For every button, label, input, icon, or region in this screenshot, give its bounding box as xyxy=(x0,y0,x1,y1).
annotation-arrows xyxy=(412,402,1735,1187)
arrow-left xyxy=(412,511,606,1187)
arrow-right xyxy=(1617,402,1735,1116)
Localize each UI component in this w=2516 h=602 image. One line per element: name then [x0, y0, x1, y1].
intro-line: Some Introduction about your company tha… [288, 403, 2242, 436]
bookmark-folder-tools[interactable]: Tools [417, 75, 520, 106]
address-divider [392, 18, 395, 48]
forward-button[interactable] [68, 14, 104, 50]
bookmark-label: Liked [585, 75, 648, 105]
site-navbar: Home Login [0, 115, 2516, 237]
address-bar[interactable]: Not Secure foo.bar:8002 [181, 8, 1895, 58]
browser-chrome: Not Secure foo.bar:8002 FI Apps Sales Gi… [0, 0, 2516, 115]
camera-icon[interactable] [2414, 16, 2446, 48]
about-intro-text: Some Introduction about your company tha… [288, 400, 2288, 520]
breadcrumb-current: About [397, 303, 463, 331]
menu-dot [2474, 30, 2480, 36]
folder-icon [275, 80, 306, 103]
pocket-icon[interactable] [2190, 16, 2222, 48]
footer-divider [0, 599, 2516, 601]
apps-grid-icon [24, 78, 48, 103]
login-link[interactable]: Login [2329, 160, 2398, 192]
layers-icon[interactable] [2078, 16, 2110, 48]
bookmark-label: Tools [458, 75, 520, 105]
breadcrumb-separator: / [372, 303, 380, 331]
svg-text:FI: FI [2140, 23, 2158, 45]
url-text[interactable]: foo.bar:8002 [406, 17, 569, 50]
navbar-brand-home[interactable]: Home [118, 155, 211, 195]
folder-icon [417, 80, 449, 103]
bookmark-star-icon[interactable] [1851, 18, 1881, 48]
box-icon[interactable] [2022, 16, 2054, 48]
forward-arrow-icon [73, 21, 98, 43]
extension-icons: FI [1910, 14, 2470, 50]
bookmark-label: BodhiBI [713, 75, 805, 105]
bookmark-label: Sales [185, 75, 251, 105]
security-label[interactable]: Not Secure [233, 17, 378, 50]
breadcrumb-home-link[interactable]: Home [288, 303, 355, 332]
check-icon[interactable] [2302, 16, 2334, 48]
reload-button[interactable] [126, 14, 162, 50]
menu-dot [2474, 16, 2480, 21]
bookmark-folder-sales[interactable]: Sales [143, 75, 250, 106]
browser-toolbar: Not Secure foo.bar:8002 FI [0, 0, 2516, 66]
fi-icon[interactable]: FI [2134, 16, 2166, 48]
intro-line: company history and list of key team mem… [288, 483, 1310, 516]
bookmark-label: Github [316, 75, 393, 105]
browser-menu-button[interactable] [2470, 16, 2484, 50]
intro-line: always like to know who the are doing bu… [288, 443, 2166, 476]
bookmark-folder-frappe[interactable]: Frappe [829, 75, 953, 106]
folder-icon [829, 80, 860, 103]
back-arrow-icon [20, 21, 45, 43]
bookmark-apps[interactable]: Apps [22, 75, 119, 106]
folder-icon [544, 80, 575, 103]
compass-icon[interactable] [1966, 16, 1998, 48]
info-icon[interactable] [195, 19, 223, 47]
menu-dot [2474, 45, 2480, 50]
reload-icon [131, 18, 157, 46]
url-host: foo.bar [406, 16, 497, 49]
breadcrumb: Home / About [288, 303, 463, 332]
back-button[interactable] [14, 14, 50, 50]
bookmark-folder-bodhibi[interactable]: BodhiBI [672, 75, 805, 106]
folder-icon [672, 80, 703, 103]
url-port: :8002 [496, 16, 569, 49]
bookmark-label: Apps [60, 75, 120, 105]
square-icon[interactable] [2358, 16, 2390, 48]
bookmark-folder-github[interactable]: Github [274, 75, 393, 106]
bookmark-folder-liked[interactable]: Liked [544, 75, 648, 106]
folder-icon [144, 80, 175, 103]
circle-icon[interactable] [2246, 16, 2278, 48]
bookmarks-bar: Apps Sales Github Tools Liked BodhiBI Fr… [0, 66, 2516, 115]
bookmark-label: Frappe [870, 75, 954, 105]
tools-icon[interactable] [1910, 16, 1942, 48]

> [What you will do]: Return every line of the material above unchanged, character for character, from first to last.

> [Expected output]:
For every button, label, input, icon, or region in this screenshot, give its bounding box as xyxy=(x0,y0,x1,y1).
annotation-arrows xyxy=(412,402,1735,1187)
arrow-left xyxy=(412,511,606,1187)
arrow-right xyxy=(1617,402,1735,1116)
Localize each UI component in this w=2516 h=602 image. One line per element: name then [x0, y0, x1, y1].
intro-line: Some Introduction about your company tha… [288, 403, 2242, 436]
bookmark-folder-tools[interactable]: Tools [417, 75, 520, 106]
address-divider [392, 18, 395, 48]
forward-button[interactable] [68, 14, 104, 50]
bookmark-label: Liked [585, 75, 648, 105]
site-navbar: Home Login [0, 115, 2516, 237]
address-bar[interactable]: Not Secure foo.bar:8002 [181, 8, 1895, 58]
browser-chrome: Not Secure foo.bar:8002 FI Apps Sales Gi… [0, 0, 2516, 115]
camera-icon[interactable] [2414, 16, 2446, 48]
about-intro-text: Some Introduction about your company tha… [288, 400, 2288, 520]
breadcrumb-current: About [397, 303, 463, 331]
menu-dot [2474, 30, 2480, 36]
folder-icon [275, 80, 306, 103]
pocket-icon[interactable] [2190, 16, 2222, 48]
footer-divider [0, 599, 2516, 601]
apps-grid-icon [24, 78, 48, 103]
login-link[interactable]: Login [2329, 160, 2398, 192]
layers-icon[interactable] [2078, 16, 2110, 48]
bookmark-label: Tools [458, 75, 520, 105]
breadcrumb-separator: / [372, 303, 380, 331]
svg-text:FI: FI [2140, 23, 2158, 45]
url-text[interactable]: foo.bar:8002 [406, 17, 569, 50]
navbar-brand-home[interactable]: Home [118, 155, 211, 195]
folder-icon [417, 80, 449, 103]
bookmark-star-icon[interactable] [1851, 18, 1881, 48]
box-icon[interactable] [2022, 16, 2054, 48]
forward-arrow-icon [73, 21, 98, 43]
extension-icons: FI [1910, 14, 2470, 50]
bookmark-label: BodhiBI [713, 75, 805, 105]
bookmark-label: Sales [185, 75, 251, 105]
security-label[interactable]: Not Secure [233, 17, 378, 50]
breadcrumb-home-link[interactable]: Home [288, 303, 355, 332]
check-icon[interactable] [2302, 16, 2334, 48]
reload-button[interactable] [126, 14, 162, 50]
menu-dot [2474, 16, 2480, 21]
bookmark-folder-sales[interactable]: Sales [143, 75, 250, 106]
browser-toolbar: Not Secure foo.bar:8002 FI [0, 0, 2516, 66]
fi-icon[interactable]: FI [2134, 16, 2166, 48]
intro-line: company history and list of key team mem… [288, 483, 1310, 516]
bookmark-label: Github [316, 75, 393, 105]
browser-menu-button[interactable] [2470, 16, 2484, 50]
intro-line: always like to know who the are doing bu… [288, 443, 2166, 476]
bookmark-folder-frappe[interactable]: Frappe [829, 75, 953, 106]
folder-icon [829, 80, 860, 103]
back-arrow-icon [20, 21, 45, 43]
bookmark-apps[interactable]: Apps [22, 75, 119, 106]
folder-icon [544, 80, 575, 103]
compass-icon[interactable] [1966, 16, 1998, 48]
info-icon[interactable] [195, 19, 223, 47]
menu-dot [2474, 45, 2480, 50]
reload-icon [131, 18, 157, 46]
url-host: foo.bar [406, 16, 497, 49]
breadcrumb: Home / About [288, 303, 463, 332]
back-button[interactable] [14, 14, 50, 50]
bookmark-folder-bodhibi[interactable]: BodhiBI [672, 75, 805, 106]
folder-icon [672, 80, 703, 103]
url-port: :8002 [496, 16, 569, 49]
bookmark-label: Apps [60, 75, 120, 105]
square-icon[interactable] [2358, 16, 2390, 48]
bookmark-folder-github[interactable]: Github [274, 75, 393, 106]
bookmark-folder-liked[interactable]: Liked [544, 75, 648, 106]
folder-icon [144, 80, 175, 103]
circle-icon[interactable] [2246, 16, 2278, 48]
bookmarks-bar: Apps Sales Github Tools Liked BodhiBI Fr… [0, 66, 2516, 115]
bookmark-label: Frappe [870, 75, 954, 105]
tools-icon[interactable] [1910, 16, 1942, 48]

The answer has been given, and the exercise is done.